## SHORT PROBLEM
Copy out the line containing "Output the text content of this document." and each line after it, through the last one in the material, exactly as written.

* START RECORDS PROVIDED *

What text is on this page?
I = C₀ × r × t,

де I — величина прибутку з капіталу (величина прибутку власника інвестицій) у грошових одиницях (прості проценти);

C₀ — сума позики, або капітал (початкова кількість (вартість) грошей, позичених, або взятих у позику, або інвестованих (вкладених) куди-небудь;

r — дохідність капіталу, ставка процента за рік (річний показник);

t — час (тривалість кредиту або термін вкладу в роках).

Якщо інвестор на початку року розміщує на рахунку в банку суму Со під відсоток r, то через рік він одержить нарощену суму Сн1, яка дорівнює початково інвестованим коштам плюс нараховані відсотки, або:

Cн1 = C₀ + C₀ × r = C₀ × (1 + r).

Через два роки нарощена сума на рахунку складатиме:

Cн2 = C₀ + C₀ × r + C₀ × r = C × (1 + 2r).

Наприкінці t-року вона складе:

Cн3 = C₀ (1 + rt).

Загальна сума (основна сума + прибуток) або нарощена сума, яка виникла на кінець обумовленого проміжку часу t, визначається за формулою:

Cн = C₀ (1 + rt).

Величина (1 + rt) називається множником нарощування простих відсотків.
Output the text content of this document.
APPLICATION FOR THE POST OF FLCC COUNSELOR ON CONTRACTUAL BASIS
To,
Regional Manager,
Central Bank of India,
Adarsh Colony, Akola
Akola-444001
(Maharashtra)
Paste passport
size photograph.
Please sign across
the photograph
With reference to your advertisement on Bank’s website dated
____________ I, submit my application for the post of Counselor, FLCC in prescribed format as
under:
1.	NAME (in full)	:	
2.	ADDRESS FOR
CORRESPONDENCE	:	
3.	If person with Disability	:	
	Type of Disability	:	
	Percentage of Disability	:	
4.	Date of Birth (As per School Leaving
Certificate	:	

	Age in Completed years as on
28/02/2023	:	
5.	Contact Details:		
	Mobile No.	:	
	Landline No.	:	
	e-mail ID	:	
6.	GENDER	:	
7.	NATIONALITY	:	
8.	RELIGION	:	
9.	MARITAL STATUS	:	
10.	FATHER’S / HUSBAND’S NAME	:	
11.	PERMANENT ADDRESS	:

* END RECORDS PROVIDED *

## ANSWER TO THE PROBLEM
Output the text content of this document.
APPLICATION FOR THE POST OF FLCC COUNSELOR ON CONTRACTUAL BASIS
To,
Regional Manager,
Central Bank of India,
Adarsh Colony, Akola
Akola-444001
(Maharashtra)
Paste passport
size photograph.
Please sign across
the photograph
With reference to your advertisement on Bank’s website dated
____________ I, submit my application for the post of Counselor, FLCC in prescribed format as
under:
1.	NAME (in full)	:	
2.	ADDRESS FOR
CORRESPONDENCE	:	
3.	If person with Disability	:	
	Type of Disability	:	
	Percentage of Disability	:	
4.	Date of Birth (As per School Leaving
Certificate	:	

	Age in Completed years as on
28/02/2023	:	
5.	Contact Details:		
	Mobile No.	:	
	Landline No.	:	
	e-mail ID	:	
6.	GENDER	:	
7.	NATIONALITY	:	
8.	RELIGION	:	
9.	MARITAL STATUS	:	
10.	FATHER’S / HUSBAND’S NAME	:	
11.	PERMANENT ADDRESS	:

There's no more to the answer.